▸ **SET PROBLEM**
Which rows below contain the string "bars" with matching case? Filter the source data down to those rows and copy each one in full.

>> BEGIN SUPPLIED MATERIAL

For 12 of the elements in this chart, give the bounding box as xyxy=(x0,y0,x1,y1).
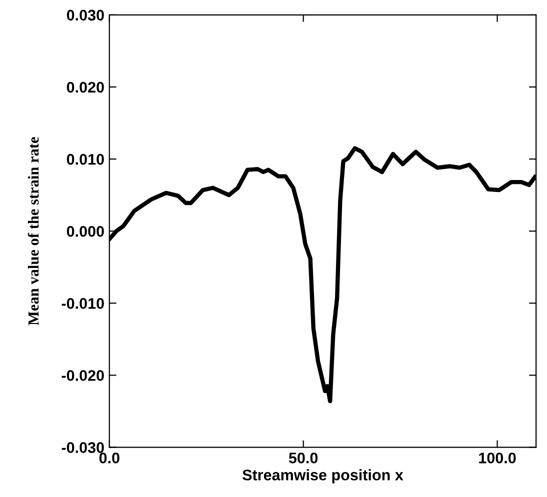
x-tick-label: 0.0 xyxy=(99,452,120,464)
x-axis-title: Streamwise position x xyxy=(242,469,404,484)
y-tick-label: 0.020 xyxy=(66,82,104,93)
y-tick-label: -0.020 xyxy=(62,370,104,381)
y-tick-label: -0.030 xyxy=(62,442,104,454)
x-tick-label: 100.0 xyxy=(479,452,516,464)
y-tick-label: 0.030 xyxy=(66,10,104,21)
y-tick-label: -0.010 xyxy=(62,298,104,309)
y-tick-label: 0.000 xyxy=(66,226,104,237)
y-tick-label: 0.010 xyxy=(66,154,104,165)
y-axis-title: Mean value of the strain rate xyxy=(28,137,39,326)
x-tick-label: 50.0 xyxy=(288,452,318,464)
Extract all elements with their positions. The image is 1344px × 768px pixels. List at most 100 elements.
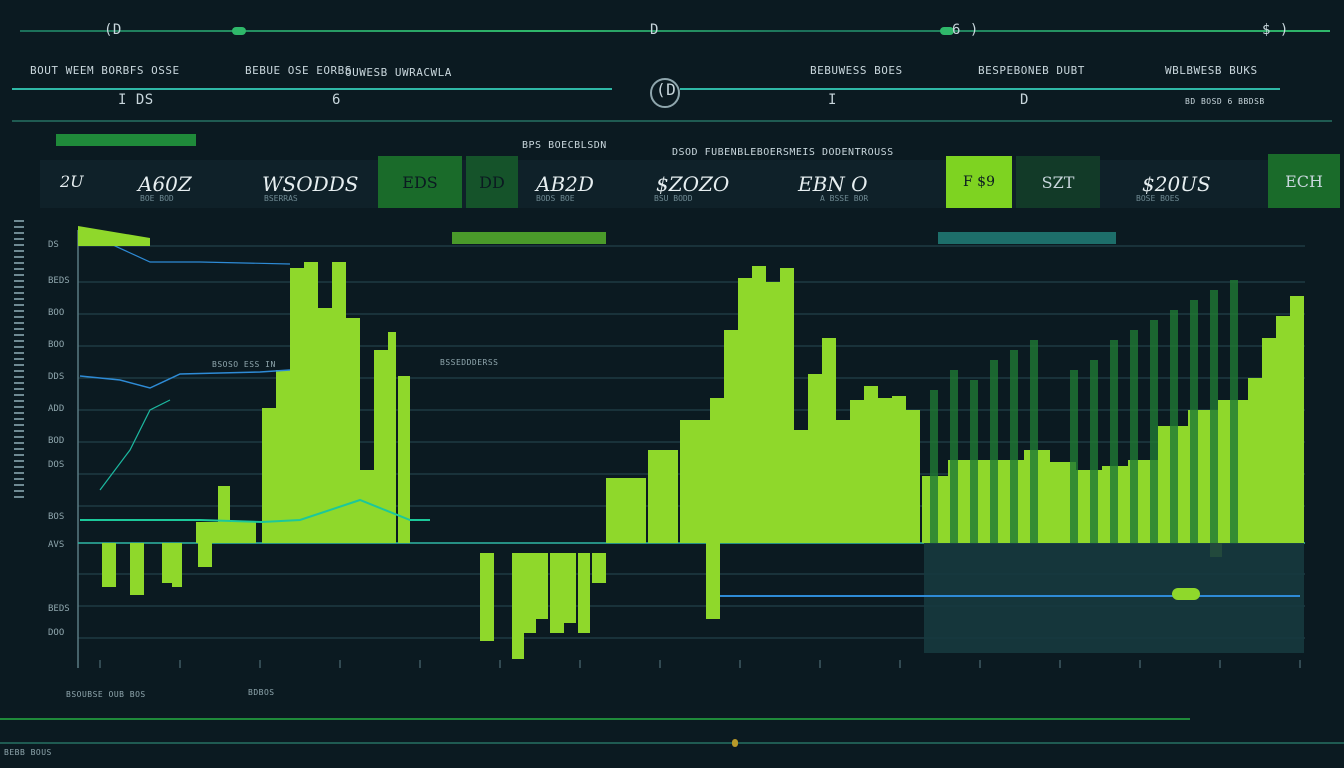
row2-label-left2: 6 — [332, 92, 341, 108]
bars-cluster-1 — [196, 262, 410, 543]
bar — [836, 420, 850, 543]
kpi-sub-1: BOE BOD — [140, 194, 174, 203]
bar — [808, 374, 822, 543]
trend-line-teal — [80, 498, 430, 524]
bar — [1010, 350, 1018, 543]
bar — [346, 318, 360, 543]
bar — [906, 410, 920, 543]
trend-line-blue — [79, 369, 291, 389]
bar — [706, 543, 720, 619]
row1-label-5: WBLBWESB BUKS — [1165, 64, 1258, 77]
top-slider-knob-2[interactable] — [940, 27, 954, 35]
row1-label-4: BESPEBONEB DUBT — [978, 64, 1085, 77]
y-tick-10: BEDS — [48, 604, 70, 614]
chart-callout-2: BSSEDDDERSS — [440, 358, 499, 367]
top-label-center: D — [650, 22, 659, 38]
kpi-value-6: $ZOZO — [656, 172, 730, 196]
chart-banner-left — [78, 226, 150, 246]
bars-negative — [102, 543, 1222, 659]
bar — [536, 553, 548, 619]
kpi-button-9[interactable]: SZT — [1016, 156, 1100, 208]
bars-dark-cluster — [930, 280, 1238, 543]
bar — [710, 398, 724, 543]
footer-label-left: BEBB BOUS — [4, 748, 52, 757]
marker — [1172, 588, 1200, 600]
kpi-button-8[interactable]: F $9 — [946, 156, 1012, 208]
kpi-button-4[interactable]: DD — [466, 156, 518, 208]
y-tick-3: BOO — [48, 340, 65, 350]
bar — [592, 553, 606, 583]
y-tick-7: DOS — [48, 460, 65, 470]
row1-label-1: BEBUE OSE EORBS — [245, 64, 352, 77]
bar — [1090, 360, 1098, 543]
row1-label-0: BOUT WEEM BORBFS OSSE — [30, 64, 180, 77]
bar — [1276, 316, 1290, 543]
bar — [360, 470, 374, 543]
bar — [480, 553, 494, 641]
bars-cluster-2 — [606, 266, 920, 543]
bar — [752, 266, 766, 543]
bar — [512, 553, 524, 659]
top-label-right-2: $ ) — [1262, 22, 1289, 38]
bar — [970, 380, 978, 543]
y-tick-4: DDS — [48, 372, 65, 382]
bar — [1170, 310, 1178, 543]
bar — [1110, 340, 1118, 543]
bar — [990, 360, 998, 543]
bar — [1230, 280, 1238, 543]
bar — [1190, 300, 1198, 543]
y-tick-1: BEDS — [48, 276, 70, 286]
kpi-sub-2: BSERRAS — [264, 194, 298, 203]
trend-line-blue-3 — [99, 399, 171, 491]
y-tick-8: BOS — [48, 512, 65, 522]
kpi-value-0: 2U — [60, 172, 84, 191]
bar — [304, 262, 318, 543]
row2-label-far-right: BD BOSD 6 BBDSB — [1185, 97, 1265, 106]
row2-label-center: (D — [656, 80, 677, 99]
bar — [276, 370, 290, 543]
mid-rail-right — [680, 88, 1280, 90]
row2-label-left: I DS — [118, 92, 154, 108]
bar — [1290, 296, 1304, 543]
bar — [892, 396, 906, 543]
bar — [262, 408, 276, 543]
panel-title-tab[interactable] — [56, 134, 196, 146]
rail-toggle[interactable] — [650, 78, 680, 108]
bar — [780, 268, 794, 543]
bar — [198, 543, 212, 567]
header-divider — [12, 120, 1332, 122]
bar — [930, 390, 938, 543]
bar — [1150, 320, 1158, 543]
bar — [724, 330, 738, 543]
kpi-button-3[interactable]: EDS — [378, 156, 462, 208]
mid-rail — [12, 88, 612, 90]
bar — [822, 338, 836, 543]
chart-callout-1: BSOSO ESS IN — [212, 360, 276, 369]
row1-label-3: BEBUWESS BOES — [810, 64, 903, 77]
kpi-value-5: AB2D — [536, 172, 594, 196]
y-tick-0: DS — [48, 240, 59, 250]
header-center-text: DSOD FUBENBLEBOERSMEIS DODENTROUSS — [672, 147, 894, 158]
row2-label-right2: D — [1020, 92, 1029, 108]
footer-slider-knob[interactable] — [732, 739, 738, 747]
bar — [1248, 378, 1262, 543]
bar — [794, 430, 808, 543]
bar — [1030, 340, 1038, 543]
kpi-value-2: WSODDS — [262, 172, 359, 196]
top-slider-knob-1[interactable] — [232, 27, 246, 35]
x-axis-label-left: BSOUBSE OUB BOS — [66, 690, 146, 699]
bar — [388, 332, 396, 543]
bar — [130, 543, 144, 595]
y-tick-6: BOD — [48, 436, 65, 446]
chart-banner-center — [452, 232, 606, 244]
kpi-button-11[interactable]: ECH — [1268, 154, 1340, 208]
bar — [374, 350, 388, 543]
bar — [680, 420, 710, 543]
bar — [738, 278, 752, 543]
x-axis-label-mid: BDBOS — [248, 688, 275, 697]
bar — [606, 478, 646, 543]
kpi-value-1: A60Z — [138, 172, 192, 196]
bar — [864, 386, 878, 543]
bar — [398, 376, 410, 543]
kpi-value-7: EBN O — [798, 172, 868, 196]
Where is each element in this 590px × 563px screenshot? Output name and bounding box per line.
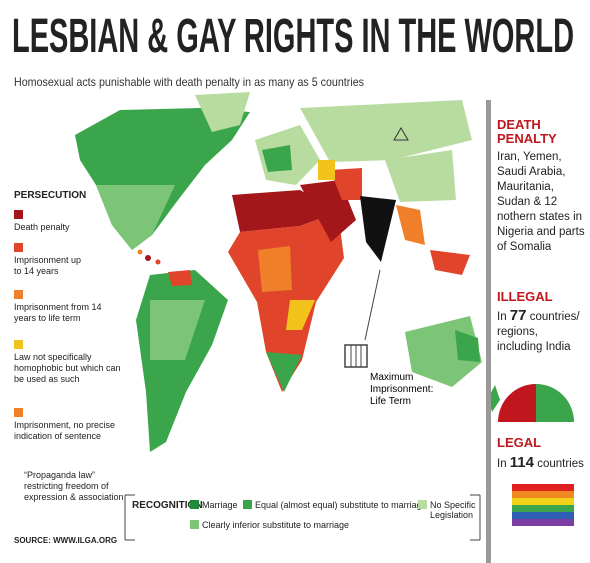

>> END SUPPLIED MATERIAL

▸ **RESULT**
bars-cluster-1 — [196, 262, 410, 543]
bars-negative — [102, 543, 1222, 659]
bars-dark-cluster — [930, 280, 1238, 543]
bars-cluster-2 — [606, 266, 920, 543]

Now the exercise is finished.